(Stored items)
++++++

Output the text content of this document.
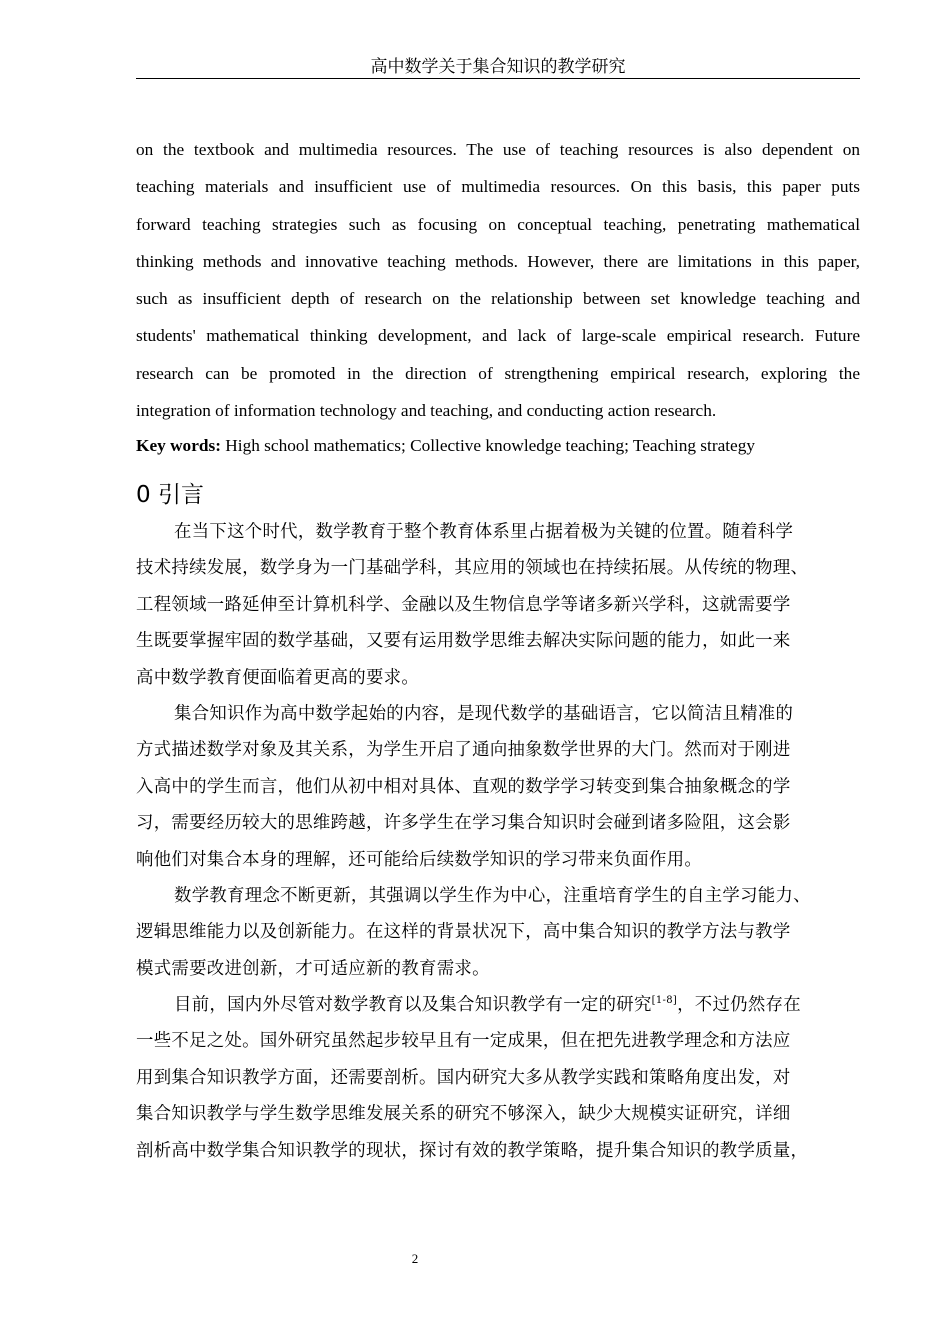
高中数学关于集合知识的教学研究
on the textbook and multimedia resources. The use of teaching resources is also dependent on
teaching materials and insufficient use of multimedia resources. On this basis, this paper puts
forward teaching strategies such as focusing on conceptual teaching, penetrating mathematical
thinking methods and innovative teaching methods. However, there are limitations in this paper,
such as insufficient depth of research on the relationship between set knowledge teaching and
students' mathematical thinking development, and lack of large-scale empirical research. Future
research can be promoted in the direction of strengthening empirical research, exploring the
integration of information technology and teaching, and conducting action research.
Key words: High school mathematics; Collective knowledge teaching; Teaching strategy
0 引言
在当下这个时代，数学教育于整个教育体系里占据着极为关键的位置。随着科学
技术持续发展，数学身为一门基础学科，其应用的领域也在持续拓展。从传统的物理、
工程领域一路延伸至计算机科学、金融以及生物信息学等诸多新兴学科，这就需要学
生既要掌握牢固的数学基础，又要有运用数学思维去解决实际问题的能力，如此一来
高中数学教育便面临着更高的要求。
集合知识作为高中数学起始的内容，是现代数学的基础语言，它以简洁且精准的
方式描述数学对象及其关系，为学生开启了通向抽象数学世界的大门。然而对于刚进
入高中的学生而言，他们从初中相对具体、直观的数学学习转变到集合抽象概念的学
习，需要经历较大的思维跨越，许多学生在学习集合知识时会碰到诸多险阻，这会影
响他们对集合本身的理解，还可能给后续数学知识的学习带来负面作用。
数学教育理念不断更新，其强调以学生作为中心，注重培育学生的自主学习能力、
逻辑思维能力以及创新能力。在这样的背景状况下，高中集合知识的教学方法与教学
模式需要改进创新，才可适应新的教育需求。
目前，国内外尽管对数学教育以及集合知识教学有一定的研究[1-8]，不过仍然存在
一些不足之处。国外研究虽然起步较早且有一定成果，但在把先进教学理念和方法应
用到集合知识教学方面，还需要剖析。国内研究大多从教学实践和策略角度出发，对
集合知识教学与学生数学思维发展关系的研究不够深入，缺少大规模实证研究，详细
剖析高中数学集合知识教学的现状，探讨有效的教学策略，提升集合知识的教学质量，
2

++++++

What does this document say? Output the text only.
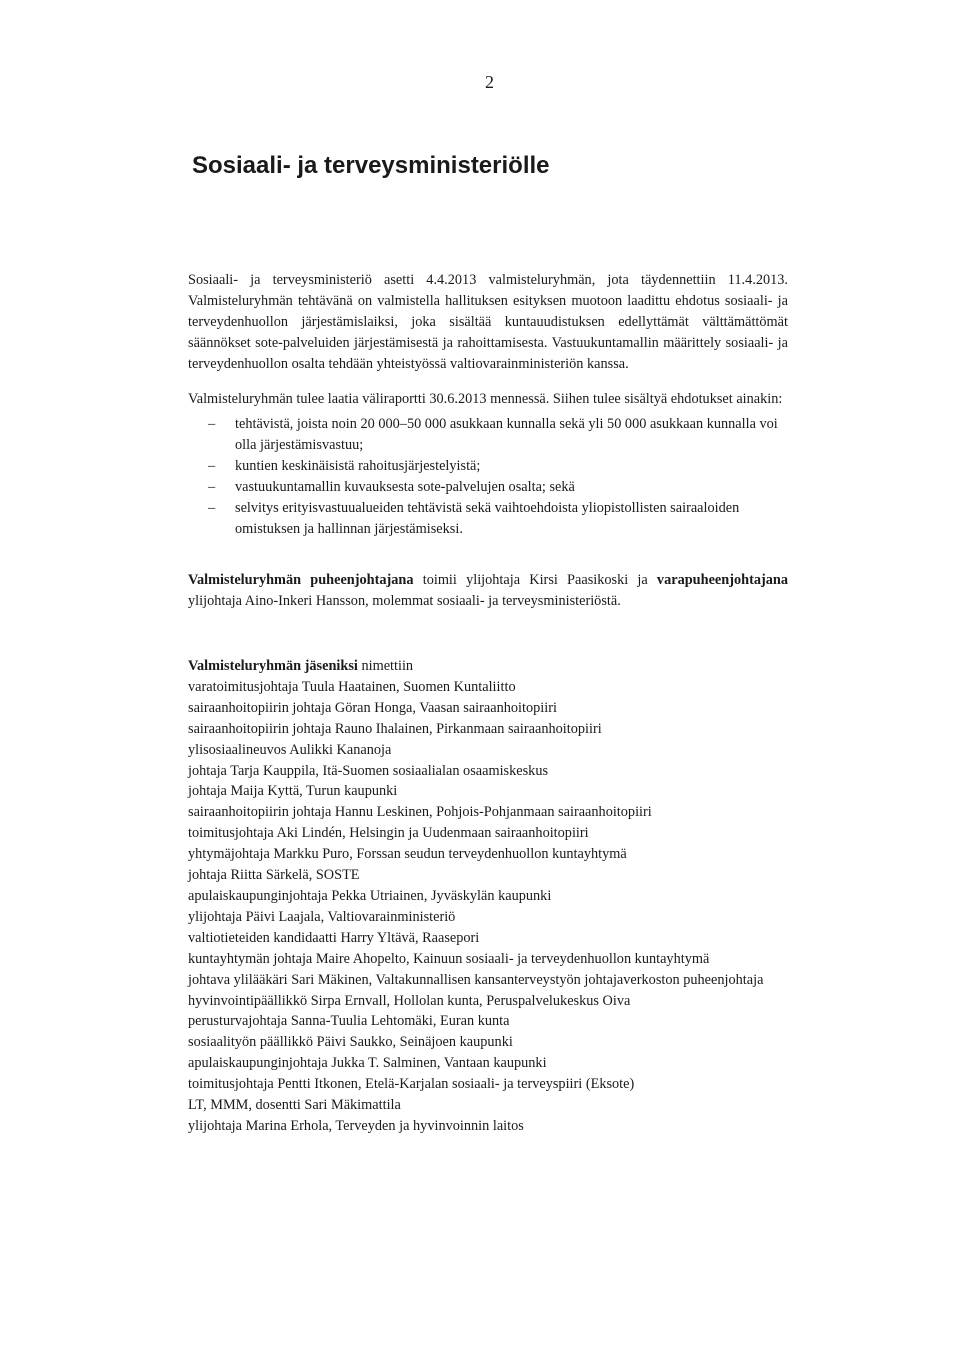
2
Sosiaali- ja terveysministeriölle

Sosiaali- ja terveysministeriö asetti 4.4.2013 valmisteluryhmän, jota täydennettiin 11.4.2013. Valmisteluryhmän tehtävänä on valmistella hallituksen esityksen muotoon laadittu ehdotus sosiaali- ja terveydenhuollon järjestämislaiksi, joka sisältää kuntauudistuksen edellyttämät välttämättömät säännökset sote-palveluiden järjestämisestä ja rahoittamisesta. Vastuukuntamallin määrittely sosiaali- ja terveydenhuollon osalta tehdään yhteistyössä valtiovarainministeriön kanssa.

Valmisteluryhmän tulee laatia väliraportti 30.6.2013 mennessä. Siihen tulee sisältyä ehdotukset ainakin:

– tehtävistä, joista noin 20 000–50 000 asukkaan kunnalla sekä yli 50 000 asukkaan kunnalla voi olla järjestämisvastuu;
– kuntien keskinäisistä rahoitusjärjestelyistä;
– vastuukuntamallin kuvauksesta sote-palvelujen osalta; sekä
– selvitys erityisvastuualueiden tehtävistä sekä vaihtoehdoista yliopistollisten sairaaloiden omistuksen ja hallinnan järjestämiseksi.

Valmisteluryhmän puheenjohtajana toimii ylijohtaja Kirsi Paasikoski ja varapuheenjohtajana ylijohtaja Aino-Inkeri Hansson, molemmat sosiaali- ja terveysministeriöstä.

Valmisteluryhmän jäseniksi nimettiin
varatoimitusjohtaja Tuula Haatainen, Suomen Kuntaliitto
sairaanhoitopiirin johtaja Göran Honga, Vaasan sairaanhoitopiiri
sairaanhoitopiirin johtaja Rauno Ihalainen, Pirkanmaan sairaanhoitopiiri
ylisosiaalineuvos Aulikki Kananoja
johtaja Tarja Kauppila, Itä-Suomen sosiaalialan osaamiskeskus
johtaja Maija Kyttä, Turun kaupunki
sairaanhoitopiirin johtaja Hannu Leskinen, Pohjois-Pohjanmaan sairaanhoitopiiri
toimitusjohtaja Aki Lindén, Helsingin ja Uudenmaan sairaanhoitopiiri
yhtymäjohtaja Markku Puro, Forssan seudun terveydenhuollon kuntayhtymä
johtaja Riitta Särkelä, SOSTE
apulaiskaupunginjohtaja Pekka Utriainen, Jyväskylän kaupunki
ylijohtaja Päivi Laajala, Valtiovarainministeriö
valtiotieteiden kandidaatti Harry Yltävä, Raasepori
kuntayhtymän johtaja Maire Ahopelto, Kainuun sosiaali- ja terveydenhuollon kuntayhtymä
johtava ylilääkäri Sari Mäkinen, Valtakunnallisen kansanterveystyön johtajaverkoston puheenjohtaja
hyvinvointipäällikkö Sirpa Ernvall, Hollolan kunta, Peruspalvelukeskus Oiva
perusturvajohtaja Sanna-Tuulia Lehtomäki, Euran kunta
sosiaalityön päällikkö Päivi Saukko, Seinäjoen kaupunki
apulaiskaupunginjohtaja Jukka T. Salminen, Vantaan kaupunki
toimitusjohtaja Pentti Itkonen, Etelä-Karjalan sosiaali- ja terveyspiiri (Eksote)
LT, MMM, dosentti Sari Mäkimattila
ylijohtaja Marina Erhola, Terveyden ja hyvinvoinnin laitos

++++++

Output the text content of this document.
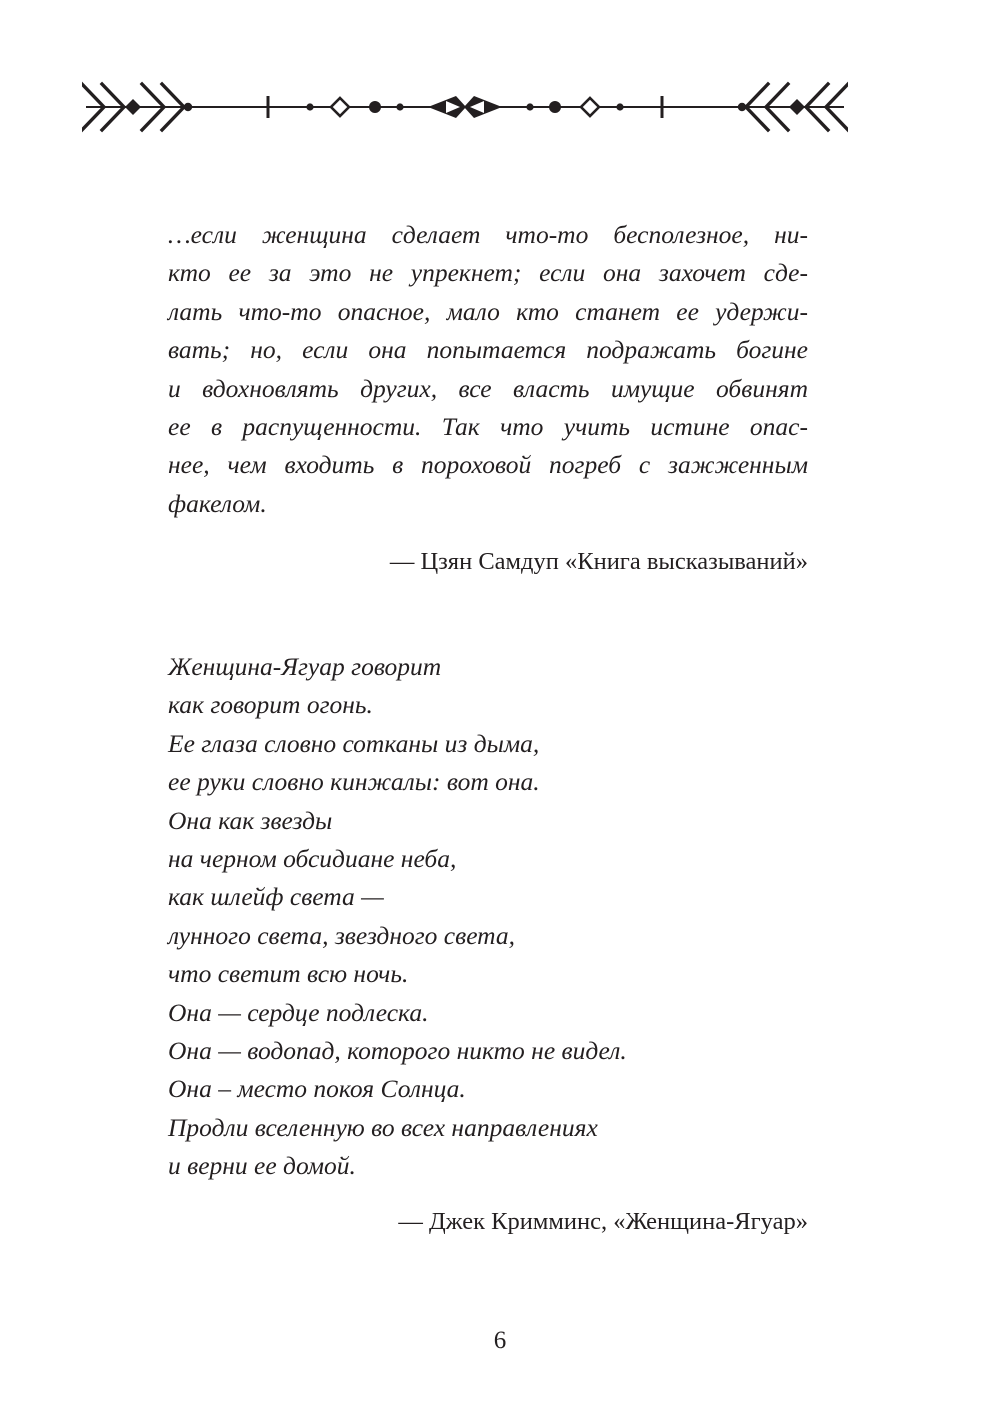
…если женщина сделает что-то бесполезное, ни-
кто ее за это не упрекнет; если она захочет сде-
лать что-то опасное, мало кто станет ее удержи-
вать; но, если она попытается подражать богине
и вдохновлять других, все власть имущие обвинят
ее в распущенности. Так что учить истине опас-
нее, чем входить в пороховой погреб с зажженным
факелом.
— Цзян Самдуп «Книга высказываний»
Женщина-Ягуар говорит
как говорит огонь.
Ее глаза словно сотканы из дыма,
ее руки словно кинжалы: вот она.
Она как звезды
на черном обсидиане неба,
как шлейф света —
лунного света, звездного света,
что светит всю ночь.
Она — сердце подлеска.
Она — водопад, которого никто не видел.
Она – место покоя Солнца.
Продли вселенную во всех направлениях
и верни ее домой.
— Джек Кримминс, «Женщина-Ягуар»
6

++++++

Given problem -> Find how many lines of the listing include the string "kaupunki" and give that number, nothing else.

Completed exercise -> 4